-- start RECORDS FOR PROCESSING --
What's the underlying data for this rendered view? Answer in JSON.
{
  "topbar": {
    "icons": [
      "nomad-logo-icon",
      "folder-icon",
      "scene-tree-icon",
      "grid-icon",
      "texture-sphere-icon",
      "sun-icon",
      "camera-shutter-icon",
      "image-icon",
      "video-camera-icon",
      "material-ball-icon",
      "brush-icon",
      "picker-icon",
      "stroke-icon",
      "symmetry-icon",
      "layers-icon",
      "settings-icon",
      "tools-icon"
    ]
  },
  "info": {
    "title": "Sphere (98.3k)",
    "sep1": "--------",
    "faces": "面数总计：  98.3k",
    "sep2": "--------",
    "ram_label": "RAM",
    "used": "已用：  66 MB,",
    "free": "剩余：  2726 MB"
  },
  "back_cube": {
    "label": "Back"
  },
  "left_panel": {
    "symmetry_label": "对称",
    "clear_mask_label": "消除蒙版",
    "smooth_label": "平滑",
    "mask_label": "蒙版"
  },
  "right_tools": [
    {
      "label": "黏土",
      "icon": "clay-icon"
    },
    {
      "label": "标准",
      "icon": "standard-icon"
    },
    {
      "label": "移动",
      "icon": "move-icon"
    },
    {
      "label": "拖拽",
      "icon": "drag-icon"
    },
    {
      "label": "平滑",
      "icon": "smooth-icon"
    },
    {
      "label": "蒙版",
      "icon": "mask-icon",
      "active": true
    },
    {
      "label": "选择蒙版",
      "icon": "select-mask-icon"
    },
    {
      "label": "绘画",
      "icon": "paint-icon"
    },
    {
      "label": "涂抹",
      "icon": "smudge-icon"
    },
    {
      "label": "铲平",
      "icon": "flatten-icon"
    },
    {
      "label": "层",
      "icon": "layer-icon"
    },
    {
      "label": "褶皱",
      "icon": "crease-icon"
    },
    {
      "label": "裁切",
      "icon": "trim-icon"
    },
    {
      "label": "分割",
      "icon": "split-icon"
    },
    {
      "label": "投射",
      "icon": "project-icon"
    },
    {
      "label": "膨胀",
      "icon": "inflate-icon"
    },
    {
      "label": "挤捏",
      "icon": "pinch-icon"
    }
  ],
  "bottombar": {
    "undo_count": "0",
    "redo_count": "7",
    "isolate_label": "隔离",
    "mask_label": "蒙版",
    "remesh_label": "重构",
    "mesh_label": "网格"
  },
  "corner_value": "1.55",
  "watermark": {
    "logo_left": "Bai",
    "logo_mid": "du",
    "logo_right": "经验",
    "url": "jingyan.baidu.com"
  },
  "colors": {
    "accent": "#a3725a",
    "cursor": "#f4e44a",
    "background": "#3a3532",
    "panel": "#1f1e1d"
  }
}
-- end RECORDS FOR PROCESSING --
• [AIM OF THE TASK]:
Quote all the records exactly, please, leaving none out.

• [ANSWER IN FULL]:
What's the underlying data for this rendered view? Answer in JSON.
{
  "topbar": {
    "icons": [
      "nomad-logo-icon",
      "folder-icon",
      "scene-tree-icon",
      "grid-icon",
      "texture-sphere-icon",
      "sun-icon",
      "camera-shutter-icon",
      "image-icon",
      "video-camera-icon",
      "material-ball-icon",
      "brush-icon",
      "picker-icon",
      "stroke-icon",
      "symmetry-icon",
      "layers-icon",
      "settings-icon",
      "tools-icon"
    ]
  },
  "info": {
    "title": "Sphere (98.3k)",
    "sep1": "--------",
    "faces": "面数总计：  98.3k",
    "sep2": "--------",
    "ram_label": "RAM",
    "used": "已用：  66 MB,",
    "free": "剩余：  2726 MB"
  },
  "back_cube": {
    "label": "Back"
  },
  "left_panel": {
    "symmetry_label": "对称",
    "clear_mask_label": "消除蒙版",
    "smooth_label": "平滑",
    "mask_label": "蒙版"
  },
  "right_tools": [
    {
      "label": "黏土",
      "icon": "clay-icon"
    },
    {
      "label": "标准",
      "icon": "standard-icon"
    },
    {
      "label": "移动",
      "icon": "move-icon"
    },
    {
      "label": "拖拽",
      "icon": "drag-icon"
    },
    {
      "label": "平滑",
      "icon": "smooth-icon"
    },
    {
      "label": "蒙版",
      "icon": "mask-icon",
      "active": true
    },
    {
      "label": "选择蒙版",
      "icon": "select-mask-icon"
    },
    {
      "label": "绘画",
      "icon": "paint-icon"
    },
    {
      "label": "涂抹",
      "icon": "smudge-icon"
    },
    {
      "label": "铲平",
      "icon": "flatten-icon"
    },
    {
      "label": "层",
      "icon": "layer-icon"
    },
    {
      "label": "褶皱",
      "icon": "crease-icon"
    },
    {
      "label": "裁切",
      "icon": "trim-icon"
    },
    {
      "label": "分割",
      "icon": "split-icon"
    },
    {
      "label": "投射",
      "icon": "project-icon"
    },
    {
      "label": "膨胀",
      "icon": "inflate-icon"
    },
    {
      "label": "挤捏",
      "icon": "pinch-icon"
    }
  ],
  "bottombar": {
    "undo_count": "0",
    "redo_count": "7",
    "isolate_label": "隔离",
    "mask_label": "蒙版",
    "remesh_label": "重构",
    "mesh_label": "网格"
  },
  "corner_value": "1.55",
  "watermark": {
    "logo_left": "Bai",
    "logo_mid": "du",
    "logo_right": "经验",
    "url": "jingyan.baidu.com"
  },
  "colors": {
    "accent": "#a3725a",
    "cursor": "#f4e44a",
    "background": "#3a3532",
    "panel": "#1f1e1d"
  }
}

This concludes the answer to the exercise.